## TASK BRIEF
State how many lines in the records hold the word "månadsavlönade", giving the number and no other text.
━━━ INPUT
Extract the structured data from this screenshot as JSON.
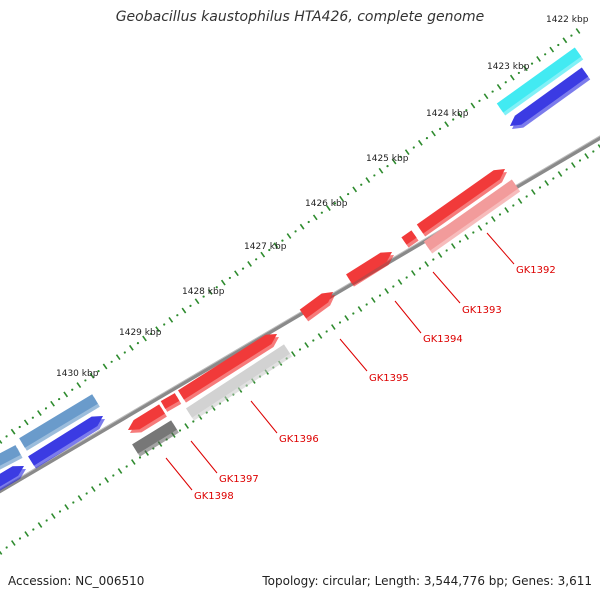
{
  "title": "Geobacillus kaustophilus HTA426, complete genome",
  "footer": {
    "accession": "Accession: NC_006510",
    "summary": "Topology: circular; Length: 3,544,776 bp; Genes: 3,611"
  },
  "colors": {
    "backbone": "#8a8a8a",
    "tick": "#2e8b2e",
    "gene_label": "#dd0000",
    "cyan": "#19e6f0",
    "blue": "#1010dd",
    "steel": "#4a86c0",
    "red": "#ee0f0f",
    "pink": "#f08585",
    "lightgray": "#c8c8c8",
    "darkgray": "#5a5a5a"
  },
  "scale_labels": [
    "1422 kbp",
    "1423 kbp",
    "1424 kbp",
    "1425 kbp",
    "1426 kbp",
    "1427 kbp",
    "1428 kbp",
    "1429 kbp",
    "1430 kbp"
  ],
  "gene_labels": [
    "GK1392",
    "GK1393",
    "GK1394",
    "GK1395",
    "GK1396",
    "GK1397",
    "GK1398"
  ]
}
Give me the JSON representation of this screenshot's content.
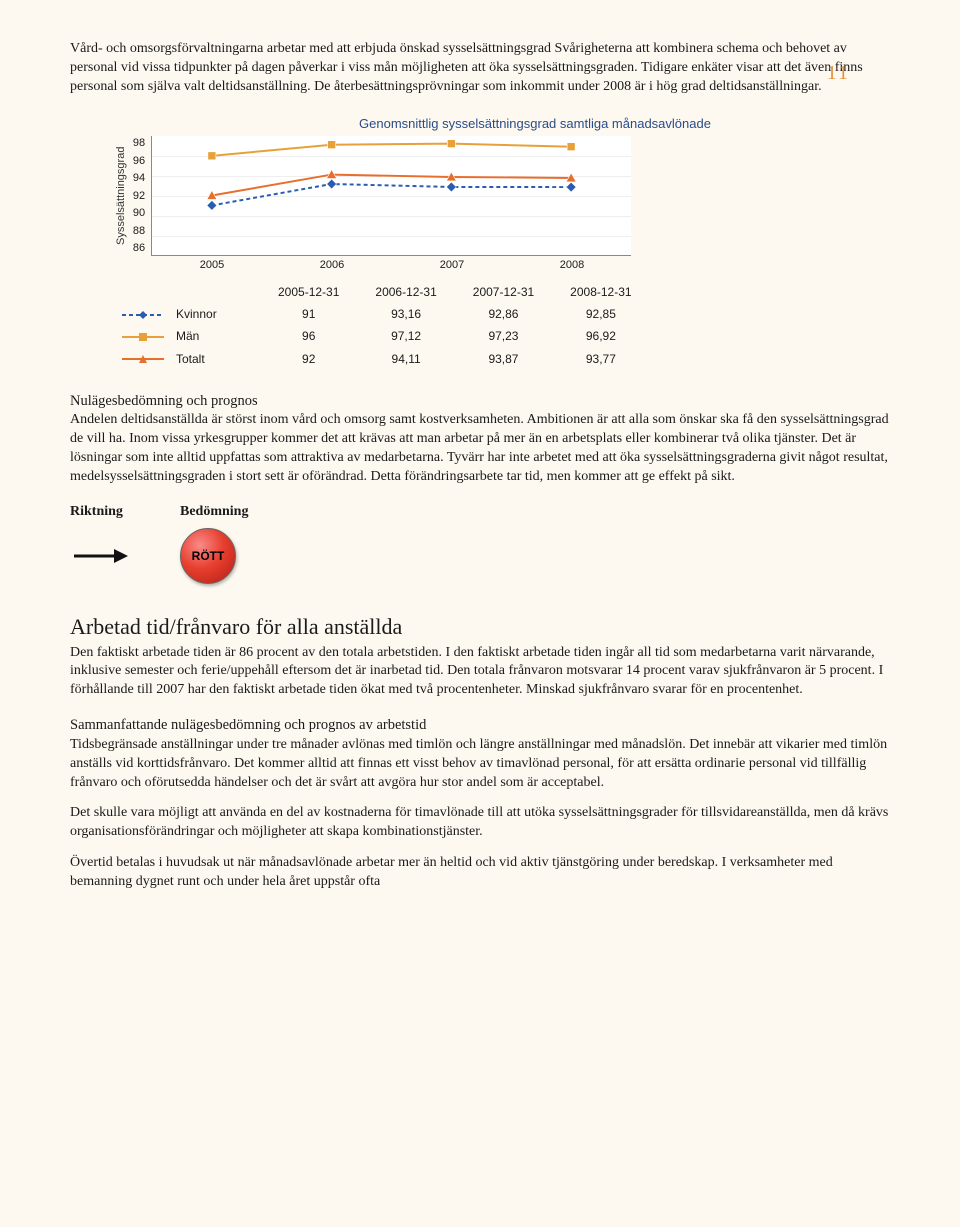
{
  "page_number": "11",
  "intro_para": "Vård- och omsorgsförvaltningarna arbetar med att erbjuda önskad sysselsättningsgrad Svårigheterna att kombinera schema och behovet av personal vid vissa tidpunkter på dagen påverkar i viss mån möjligheten att öka sysselsättningsgraden. Tidigare enkäter visar att det även finns personal som själva valt deltidsanställning. De återbesättningsprövningar som inkommit under 2008 är i hög grad deltidsanställningar.",
  "chart": {
    "type": "line",
    "title": "Genomsnittlig sysselsättningsgrad samtliga månadsavlönade",
    "ylabel": "Sysselsättningsgrad",
    "ylim": [
      86,
      98
    ],
    "ytick_step": 2,
    "yticks": [
      "98",
      "96",
      "94",
      "92",
      "90",
      "88",
      "86"
    ],
    "x_categories": [
      "2005",
      "2006",
      "2007",
      "2008"
    ],
    "background_color": "#ffffff",
    "grid_color": "#eeeeee",
    "title_color": "#2a4c8a",
    "title_fontsize": 13,
    "label_fontsize": 11,
    "series": [
      {
        "name": "Kvinnor",
        "color": "#2a5db0",
        "marker": "diamond",
        "dash": "4 3",
        "values": [
          91,
          93.16,
          92.86,
          92.85
        ]
      },
      {
        "name": "Män",
        "color": "#e8a03a",
        "marker": "square",
        "dash": "none",
        "values": [
          96,
          97.12,
          97.23,
          96.92
        ]
      },
      {
        "name": "Totalt",
        "color": "#e86e2c",
        "marker": "triangle",
        "dash": "none",
        "values": [
          92,
          94.11,
          93.87,
          93.77
        ]
      }
    ]
  },
  "table": {
    "header": [
      "",
      "2005-12-31",
      "2006-12-31",
      "2007-12-31",
      "2008-12-31"
    ],
    "rows": [
      {
        "label": "Kvinnor",
        "series_idx": 0,
        "cells": [
          "91",
          "93,16",
          "92,86",
          "92,85"
        ]
      },
      {
        "label": "Män",
        "series_idx": 1,
        "cells": [
          "96",
          "97,12",
          "97,23",
          "96,92"
        ]
      },
      {
        "label": "Totalt",
        "series_idx": 2,
        "cells": [
          "92",
          "94,11",
          "93,87",
          "93,77"
        ]
      }
    ]
  },
  "nulages_heading": "Nulägesbedömning och prognos",
  "nulages_para": "Andelen deltidsanställda är störst inom vård och omsorg samt kostverksamheten. Ambitionen är att alla som önskar ska få den sysselsättningsgrad de vill ha. Inom vissa yrkesgrupper kommer det att krävas att man arbetar på mer än en arbetsplats eller kombinerar två olika tjänster. Det är lösningar som inte alltid uppfattas som attraktiva av medarbetarna. Tyvärr har inte arbetet med att öka sysselsättningsgraderna givit något resultat, medelsysselsättningsgraden i stort sett är oförändrad. Detta förändringsarbete tar tid, men kommer att ge effekt på sikt.",
  "cols": {
    "riktning": "Riktning",
    "bedomning": "Bedömning"
  },
  "badge_label": "RÖTT",
  "section2_heading": "Arbetad tid/frånvaro för alla anställda",
  "section2_para": "Den faktiskt arbetade tiden är 86 procent av den totala arbetstiden. I den faktiskt arbetade tiden ingår all tid som medarbetarna varit närvarande, inklusive semester och ferie/uppehåll eftersom det är inarbetad tid. Den totala frånvaron motsvarar 14 procent varav sjukfrånvaron är 5 procent. I förhållande till 2007 har den faktiskt arbetade tiden ökat med två procentenheter. Minskad sjukfrånvaro svarar för en procentenhet.",
  "summary_heading": "Sammanfattande nulägesbedömning och prognos av arbetstid",
  "summary_para1": "Tidsbegränsade anställningar under tre månader avlönas med timlön och längre anställningar med månadslön. Det innebär att vikarier med timlön anställs vid korttidsfrånvaro. Det kommer alltid att finnas ett visst behov av timavlönad personal, för att ersätta ordinarie personal vid tillfällig frånvaro och oförutsedda händelser och det är svårt att avgöra hur stor andel som är acceptabel.",
  "summary_para2": "Det skulle vara möjligt att använda en del av kostnaderna för timavlönade till att utöka sysselsättningsgrader för tillsvidareanställda, men då krävs organisationsförändringar och möjligheter att skapa kombinationstjänster.",
  "summary_para3": "Övertid betalas i huvudsak ut när månadsavlönade arbetar mer än heltid och vid aktiv tjänstgöring under beredskap. I verksamheter med bemanning dygnet runt och under hela året uppstår ofta"
}
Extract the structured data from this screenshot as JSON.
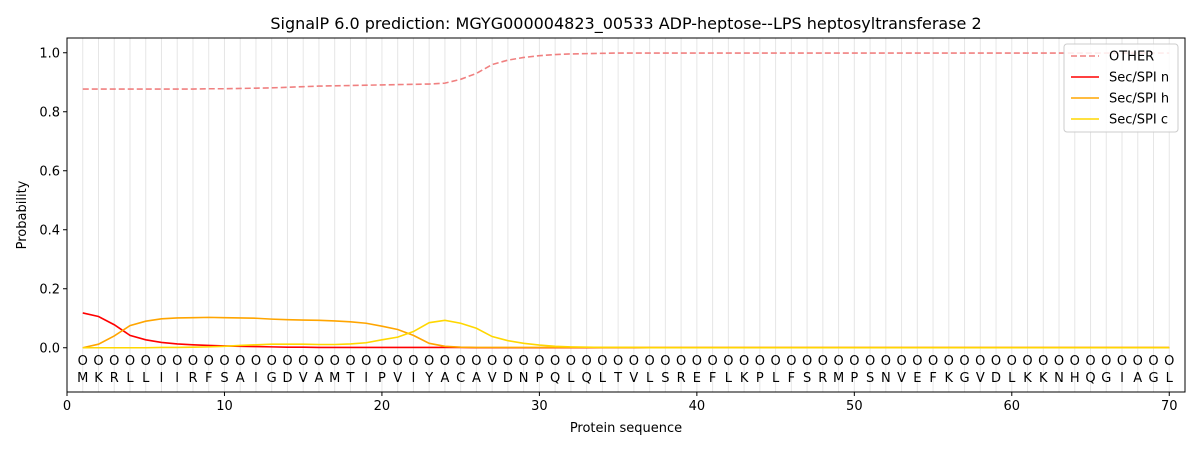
━━━━━━
## EXERCISE RESULT
2